» **SUPPLIED MATERIAL**:
•••••

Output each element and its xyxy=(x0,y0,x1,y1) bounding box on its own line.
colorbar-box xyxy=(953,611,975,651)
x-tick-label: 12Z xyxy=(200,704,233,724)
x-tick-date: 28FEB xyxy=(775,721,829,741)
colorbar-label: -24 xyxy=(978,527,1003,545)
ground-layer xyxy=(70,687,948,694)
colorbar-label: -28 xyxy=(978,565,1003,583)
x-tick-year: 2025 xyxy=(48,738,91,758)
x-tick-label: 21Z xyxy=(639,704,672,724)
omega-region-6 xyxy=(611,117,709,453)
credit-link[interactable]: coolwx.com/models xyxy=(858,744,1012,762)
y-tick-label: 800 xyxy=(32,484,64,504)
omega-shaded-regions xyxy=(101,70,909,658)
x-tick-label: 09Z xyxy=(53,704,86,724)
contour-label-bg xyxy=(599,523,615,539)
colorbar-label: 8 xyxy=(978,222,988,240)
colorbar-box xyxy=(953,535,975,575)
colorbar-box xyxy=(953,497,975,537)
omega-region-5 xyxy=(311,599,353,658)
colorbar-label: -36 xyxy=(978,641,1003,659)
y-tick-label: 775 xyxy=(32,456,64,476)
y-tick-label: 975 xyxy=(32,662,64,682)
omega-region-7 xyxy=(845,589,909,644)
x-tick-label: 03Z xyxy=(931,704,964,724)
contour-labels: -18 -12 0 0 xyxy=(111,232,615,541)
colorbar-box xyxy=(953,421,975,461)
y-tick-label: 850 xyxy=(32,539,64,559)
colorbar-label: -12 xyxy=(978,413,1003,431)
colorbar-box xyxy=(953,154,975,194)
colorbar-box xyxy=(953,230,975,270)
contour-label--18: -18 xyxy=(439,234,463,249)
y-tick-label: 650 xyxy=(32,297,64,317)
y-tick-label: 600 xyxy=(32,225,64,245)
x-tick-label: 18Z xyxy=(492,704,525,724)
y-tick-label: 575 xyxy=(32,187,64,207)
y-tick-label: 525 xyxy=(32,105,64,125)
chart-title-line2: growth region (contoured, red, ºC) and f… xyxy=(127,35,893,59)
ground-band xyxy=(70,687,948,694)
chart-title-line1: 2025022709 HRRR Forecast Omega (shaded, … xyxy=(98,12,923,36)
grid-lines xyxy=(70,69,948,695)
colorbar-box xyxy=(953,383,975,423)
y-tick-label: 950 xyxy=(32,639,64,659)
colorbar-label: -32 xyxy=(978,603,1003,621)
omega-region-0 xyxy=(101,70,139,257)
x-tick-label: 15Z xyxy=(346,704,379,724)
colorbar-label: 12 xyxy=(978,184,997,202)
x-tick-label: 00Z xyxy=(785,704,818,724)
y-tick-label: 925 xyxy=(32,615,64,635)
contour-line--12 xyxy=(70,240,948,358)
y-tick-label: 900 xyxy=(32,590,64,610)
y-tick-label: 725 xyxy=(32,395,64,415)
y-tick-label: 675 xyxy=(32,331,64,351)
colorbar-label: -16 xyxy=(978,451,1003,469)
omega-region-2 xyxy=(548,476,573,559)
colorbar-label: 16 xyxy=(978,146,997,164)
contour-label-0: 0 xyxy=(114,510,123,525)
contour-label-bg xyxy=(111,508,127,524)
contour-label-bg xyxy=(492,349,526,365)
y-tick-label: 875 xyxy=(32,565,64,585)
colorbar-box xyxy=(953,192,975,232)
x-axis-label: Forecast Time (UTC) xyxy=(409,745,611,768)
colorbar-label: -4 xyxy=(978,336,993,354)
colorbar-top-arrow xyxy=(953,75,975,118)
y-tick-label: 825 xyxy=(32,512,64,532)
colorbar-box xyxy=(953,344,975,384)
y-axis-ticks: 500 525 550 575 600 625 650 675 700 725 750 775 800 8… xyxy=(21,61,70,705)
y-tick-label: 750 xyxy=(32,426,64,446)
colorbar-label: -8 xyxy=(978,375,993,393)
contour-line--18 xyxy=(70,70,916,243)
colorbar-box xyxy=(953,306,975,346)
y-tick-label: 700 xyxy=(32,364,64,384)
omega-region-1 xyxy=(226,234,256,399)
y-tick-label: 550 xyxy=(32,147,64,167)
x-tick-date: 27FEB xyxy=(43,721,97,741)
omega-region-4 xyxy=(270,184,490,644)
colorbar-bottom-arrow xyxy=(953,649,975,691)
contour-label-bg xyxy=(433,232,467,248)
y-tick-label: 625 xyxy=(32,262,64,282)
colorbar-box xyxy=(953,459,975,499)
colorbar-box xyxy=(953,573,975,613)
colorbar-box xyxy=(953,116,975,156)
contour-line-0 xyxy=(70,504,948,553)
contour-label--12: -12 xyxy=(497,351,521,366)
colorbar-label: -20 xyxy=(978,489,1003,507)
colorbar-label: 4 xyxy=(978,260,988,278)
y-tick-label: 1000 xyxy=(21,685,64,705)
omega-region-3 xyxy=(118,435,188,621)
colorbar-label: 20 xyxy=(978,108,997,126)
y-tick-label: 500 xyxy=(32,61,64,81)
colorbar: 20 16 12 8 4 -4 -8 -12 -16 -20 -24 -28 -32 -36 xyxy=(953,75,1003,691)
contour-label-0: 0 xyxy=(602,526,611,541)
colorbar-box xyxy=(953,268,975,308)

•••••

» **CHALLENGE**:
Tally the lines of the listing above that contain the string "arrow", matching case exactly. Give only the number.

» **TASK SOLUTION**:
2